CHALLENGE:
In how many lines does the string "wywóz" appear? Answer with the number only.

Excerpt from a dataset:

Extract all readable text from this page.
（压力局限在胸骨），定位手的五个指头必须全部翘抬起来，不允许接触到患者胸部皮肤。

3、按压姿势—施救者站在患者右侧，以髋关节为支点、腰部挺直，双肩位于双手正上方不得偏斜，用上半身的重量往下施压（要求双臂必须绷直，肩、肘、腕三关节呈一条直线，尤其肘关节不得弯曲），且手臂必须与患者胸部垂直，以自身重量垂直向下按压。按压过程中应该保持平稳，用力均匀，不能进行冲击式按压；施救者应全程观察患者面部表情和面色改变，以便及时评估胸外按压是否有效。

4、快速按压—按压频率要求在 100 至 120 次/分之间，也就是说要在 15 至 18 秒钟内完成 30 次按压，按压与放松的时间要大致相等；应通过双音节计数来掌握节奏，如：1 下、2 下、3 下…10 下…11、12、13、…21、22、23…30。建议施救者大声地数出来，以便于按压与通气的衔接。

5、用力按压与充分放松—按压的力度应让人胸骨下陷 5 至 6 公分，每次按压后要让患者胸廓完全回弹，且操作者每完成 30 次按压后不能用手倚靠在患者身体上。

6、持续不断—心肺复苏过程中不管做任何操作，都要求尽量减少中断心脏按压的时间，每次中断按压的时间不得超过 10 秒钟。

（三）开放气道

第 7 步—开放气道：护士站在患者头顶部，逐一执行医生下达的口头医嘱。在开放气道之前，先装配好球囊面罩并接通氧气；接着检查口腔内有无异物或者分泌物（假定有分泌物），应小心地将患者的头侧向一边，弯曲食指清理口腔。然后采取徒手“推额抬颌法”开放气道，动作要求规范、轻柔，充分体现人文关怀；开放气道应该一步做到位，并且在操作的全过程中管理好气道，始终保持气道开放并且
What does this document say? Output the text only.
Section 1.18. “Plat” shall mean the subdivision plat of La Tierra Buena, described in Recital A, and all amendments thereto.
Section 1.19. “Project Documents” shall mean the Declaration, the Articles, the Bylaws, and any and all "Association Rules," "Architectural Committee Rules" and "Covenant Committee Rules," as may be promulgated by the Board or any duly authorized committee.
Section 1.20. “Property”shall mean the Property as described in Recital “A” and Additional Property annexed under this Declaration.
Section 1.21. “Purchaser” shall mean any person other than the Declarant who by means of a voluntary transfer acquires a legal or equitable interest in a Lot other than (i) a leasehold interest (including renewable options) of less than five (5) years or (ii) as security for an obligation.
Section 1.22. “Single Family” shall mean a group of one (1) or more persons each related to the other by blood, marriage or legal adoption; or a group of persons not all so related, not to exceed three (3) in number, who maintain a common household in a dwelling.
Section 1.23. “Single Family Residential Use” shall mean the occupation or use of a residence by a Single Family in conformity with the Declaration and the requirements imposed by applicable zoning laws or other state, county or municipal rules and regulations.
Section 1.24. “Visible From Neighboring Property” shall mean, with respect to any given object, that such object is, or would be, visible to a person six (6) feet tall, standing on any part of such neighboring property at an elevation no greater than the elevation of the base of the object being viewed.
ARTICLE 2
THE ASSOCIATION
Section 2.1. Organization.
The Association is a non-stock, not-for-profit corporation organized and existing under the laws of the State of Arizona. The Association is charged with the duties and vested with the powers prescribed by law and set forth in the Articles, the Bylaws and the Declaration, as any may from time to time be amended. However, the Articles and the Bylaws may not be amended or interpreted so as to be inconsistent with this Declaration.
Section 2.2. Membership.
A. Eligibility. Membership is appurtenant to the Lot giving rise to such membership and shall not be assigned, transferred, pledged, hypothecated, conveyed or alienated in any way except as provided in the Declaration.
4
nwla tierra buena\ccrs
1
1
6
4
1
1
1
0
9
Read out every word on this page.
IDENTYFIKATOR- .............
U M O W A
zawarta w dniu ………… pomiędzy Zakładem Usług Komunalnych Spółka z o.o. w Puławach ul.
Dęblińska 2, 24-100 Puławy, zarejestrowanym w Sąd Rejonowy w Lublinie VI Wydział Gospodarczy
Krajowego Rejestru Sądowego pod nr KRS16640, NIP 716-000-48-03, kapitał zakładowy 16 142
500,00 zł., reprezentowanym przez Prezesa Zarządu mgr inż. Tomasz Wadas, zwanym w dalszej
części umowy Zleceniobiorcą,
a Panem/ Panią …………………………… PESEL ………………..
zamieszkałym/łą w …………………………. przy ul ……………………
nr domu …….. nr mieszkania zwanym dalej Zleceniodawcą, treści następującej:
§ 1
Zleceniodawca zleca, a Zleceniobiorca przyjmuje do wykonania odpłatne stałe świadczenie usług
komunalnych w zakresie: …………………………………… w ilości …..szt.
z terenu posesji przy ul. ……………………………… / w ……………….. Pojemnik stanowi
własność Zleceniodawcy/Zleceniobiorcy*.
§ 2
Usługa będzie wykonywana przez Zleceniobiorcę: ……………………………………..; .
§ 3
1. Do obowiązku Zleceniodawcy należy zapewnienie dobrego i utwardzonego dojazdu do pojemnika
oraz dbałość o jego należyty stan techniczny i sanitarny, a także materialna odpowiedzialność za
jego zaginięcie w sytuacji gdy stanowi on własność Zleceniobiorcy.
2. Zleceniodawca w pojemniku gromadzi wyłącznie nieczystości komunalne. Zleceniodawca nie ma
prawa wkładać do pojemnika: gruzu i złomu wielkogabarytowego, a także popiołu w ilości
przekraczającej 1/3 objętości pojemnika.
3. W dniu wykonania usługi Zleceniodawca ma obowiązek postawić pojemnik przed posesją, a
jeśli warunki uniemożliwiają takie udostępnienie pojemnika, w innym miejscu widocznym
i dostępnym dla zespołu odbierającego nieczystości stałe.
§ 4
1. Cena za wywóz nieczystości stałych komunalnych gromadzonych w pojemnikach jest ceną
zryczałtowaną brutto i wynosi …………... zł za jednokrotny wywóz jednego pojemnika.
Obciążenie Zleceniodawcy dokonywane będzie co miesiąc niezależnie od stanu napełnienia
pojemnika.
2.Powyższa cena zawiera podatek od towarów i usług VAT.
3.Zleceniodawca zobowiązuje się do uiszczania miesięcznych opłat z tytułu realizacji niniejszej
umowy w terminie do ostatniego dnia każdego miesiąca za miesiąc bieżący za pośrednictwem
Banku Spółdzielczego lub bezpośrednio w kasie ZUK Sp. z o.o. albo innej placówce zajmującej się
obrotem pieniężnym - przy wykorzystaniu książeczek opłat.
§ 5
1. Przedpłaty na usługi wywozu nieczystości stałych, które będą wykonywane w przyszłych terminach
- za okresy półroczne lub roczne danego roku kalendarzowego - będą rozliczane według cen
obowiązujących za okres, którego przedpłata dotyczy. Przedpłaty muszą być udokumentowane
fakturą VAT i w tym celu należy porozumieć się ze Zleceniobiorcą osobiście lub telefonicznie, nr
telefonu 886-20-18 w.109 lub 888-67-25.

EXERCISE OUTPUT:
2